▸ Task instructions
Pick out the lines containing "Wavenumber".

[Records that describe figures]
——

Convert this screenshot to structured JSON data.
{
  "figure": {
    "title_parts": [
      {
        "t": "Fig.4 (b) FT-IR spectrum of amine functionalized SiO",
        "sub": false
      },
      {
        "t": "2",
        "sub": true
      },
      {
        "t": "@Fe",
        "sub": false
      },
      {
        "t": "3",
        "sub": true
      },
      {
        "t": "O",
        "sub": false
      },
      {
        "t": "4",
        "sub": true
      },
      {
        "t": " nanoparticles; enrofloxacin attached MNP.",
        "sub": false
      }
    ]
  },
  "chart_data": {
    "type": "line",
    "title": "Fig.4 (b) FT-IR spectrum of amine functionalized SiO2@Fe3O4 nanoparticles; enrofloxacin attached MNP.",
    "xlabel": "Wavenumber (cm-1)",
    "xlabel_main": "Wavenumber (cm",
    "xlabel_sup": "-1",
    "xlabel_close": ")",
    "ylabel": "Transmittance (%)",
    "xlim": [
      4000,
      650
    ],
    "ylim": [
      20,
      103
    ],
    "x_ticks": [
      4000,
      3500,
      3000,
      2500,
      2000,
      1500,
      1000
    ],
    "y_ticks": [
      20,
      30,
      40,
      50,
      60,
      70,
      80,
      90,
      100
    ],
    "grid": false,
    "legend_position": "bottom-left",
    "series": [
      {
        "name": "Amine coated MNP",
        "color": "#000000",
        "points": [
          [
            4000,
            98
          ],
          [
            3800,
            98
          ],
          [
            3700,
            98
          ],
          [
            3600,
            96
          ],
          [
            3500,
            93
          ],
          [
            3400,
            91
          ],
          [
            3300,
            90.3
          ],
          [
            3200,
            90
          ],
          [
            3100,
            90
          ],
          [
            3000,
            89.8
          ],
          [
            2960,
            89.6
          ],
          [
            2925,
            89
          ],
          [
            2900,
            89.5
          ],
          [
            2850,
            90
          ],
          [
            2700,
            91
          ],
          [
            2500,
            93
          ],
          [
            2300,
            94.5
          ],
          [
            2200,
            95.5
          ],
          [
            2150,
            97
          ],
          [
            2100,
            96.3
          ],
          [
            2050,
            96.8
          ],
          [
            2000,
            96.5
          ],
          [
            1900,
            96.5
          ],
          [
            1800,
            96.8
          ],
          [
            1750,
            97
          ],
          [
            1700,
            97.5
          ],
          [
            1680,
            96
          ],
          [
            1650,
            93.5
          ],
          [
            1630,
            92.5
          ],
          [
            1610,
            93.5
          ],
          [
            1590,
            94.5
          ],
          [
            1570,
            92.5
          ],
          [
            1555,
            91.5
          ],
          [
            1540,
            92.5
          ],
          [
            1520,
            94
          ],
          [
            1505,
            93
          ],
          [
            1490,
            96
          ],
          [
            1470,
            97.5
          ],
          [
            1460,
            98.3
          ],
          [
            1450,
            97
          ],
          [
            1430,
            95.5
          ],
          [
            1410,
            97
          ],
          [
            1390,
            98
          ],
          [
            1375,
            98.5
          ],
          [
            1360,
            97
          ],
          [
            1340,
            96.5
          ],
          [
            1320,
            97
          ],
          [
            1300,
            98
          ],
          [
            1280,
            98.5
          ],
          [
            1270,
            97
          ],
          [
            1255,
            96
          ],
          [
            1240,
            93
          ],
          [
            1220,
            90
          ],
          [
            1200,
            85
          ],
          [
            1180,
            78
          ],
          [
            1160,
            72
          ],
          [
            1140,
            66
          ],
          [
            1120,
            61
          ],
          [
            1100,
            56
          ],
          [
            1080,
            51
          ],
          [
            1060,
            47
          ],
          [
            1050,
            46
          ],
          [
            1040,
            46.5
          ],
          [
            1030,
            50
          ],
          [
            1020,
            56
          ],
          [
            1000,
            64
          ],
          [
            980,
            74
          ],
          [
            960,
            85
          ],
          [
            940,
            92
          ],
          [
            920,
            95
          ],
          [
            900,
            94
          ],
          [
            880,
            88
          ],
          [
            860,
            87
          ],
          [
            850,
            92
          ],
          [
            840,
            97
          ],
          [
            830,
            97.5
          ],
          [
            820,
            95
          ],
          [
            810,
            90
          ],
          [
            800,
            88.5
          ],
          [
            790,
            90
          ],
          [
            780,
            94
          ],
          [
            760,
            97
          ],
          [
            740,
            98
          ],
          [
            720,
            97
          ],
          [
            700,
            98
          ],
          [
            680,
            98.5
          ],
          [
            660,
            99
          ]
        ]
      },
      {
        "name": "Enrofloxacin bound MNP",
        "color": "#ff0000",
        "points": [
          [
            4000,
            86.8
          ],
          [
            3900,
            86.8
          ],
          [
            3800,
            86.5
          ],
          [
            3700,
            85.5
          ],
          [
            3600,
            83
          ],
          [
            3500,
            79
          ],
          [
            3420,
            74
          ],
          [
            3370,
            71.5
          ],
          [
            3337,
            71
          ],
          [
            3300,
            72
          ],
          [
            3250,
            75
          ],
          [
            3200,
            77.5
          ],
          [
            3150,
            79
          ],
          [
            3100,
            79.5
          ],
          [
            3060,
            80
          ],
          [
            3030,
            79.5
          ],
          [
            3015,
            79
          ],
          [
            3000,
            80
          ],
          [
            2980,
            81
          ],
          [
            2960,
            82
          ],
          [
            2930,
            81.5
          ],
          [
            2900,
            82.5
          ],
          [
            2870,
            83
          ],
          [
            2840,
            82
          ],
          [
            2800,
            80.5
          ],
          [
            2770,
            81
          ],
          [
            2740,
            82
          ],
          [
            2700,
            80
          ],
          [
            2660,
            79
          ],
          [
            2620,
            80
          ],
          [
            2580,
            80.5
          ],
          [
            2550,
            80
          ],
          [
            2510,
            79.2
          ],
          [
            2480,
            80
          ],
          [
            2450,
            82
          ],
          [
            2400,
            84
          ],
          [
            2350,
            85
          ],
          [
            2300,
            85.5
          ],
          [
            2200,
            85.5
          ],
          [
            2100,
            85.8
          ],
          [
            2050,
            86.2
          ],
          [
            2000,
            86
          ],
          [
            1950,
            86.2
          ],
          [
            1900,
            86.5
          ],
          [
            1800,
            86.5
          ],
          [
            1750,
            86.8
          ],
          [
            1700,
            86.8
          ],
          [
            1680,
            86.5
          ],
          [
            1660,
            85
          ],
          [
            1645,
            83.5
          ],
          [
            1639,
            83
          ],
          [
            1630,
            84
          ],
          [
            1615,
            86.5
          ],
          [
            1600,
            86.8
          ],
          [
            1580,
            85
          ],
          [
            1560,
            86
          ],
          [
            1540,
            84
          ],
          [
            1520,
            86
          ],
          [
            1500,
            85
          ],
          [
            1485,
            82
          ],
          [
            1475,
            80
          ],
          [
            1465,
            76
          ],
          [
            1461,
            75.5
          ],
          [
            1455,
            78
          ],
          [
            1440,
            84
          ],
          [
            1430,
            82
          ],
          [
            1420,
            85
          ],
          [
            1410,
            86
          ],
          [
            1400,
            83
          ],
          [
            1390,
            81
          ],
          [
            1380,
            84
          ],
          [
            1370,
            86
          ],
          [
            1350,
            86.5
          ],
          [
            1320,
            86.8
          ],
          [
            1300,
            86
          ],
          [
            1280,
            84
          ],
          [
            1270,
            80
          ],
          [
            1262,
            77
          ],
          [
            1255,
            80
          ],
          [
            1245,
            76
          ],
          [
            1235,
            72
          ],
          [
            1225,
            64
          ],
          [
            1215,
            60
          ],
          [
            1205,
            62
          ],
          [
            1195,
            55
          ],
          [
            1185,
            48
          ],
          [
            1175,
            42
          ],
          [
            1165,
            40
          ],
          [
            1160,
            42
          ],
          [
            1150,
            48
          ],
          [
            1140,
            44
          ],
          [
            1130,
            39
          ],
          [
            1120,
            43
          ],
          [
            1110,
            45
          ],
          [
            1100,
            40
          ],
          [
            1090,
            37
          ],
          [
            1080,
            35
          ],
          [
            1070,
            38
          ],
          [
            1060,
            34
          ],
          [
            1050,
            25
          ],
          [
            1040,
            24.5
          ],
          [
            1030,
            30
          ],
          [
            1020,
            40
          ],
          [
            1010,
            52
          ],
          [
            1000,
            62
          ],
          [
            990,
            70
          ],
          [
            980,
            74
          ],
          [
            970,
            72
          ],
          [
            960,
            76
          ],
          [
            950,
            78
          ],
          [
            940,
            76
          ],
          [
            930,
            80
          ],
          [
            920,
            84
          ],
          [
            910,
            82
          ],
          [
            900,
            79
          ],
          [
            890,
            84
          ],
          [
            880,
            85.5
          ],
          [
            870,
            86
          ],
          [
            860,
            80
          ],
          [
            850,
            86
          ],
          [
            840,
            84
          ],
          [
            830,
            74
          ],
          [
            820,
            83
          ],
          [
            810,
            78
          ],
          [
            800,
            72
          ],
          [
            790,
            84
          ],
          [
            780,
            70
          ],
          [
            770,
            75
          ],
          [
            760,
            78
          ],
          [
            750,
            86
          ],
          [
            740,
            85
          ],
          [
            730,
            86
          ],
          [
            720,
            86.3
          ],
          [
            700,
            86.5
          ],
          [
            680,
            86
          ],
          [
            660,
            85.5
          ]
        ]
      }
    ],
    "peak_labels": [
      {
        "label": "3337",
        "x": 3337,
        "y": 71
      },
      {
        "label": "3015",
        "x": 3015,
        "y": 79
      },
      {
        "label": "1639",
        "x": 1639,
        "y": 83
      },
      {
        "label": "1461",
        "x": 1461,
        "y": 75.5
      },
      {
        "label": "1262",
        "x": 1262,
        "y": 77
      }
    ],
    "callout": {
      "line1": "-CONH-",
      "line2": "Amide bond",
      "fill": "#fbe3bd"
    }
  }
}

——

▸ Full solution
    "xlabel": "Wavenumber (cm-1)",
    "xlabel_main": "Wavenumber (cm",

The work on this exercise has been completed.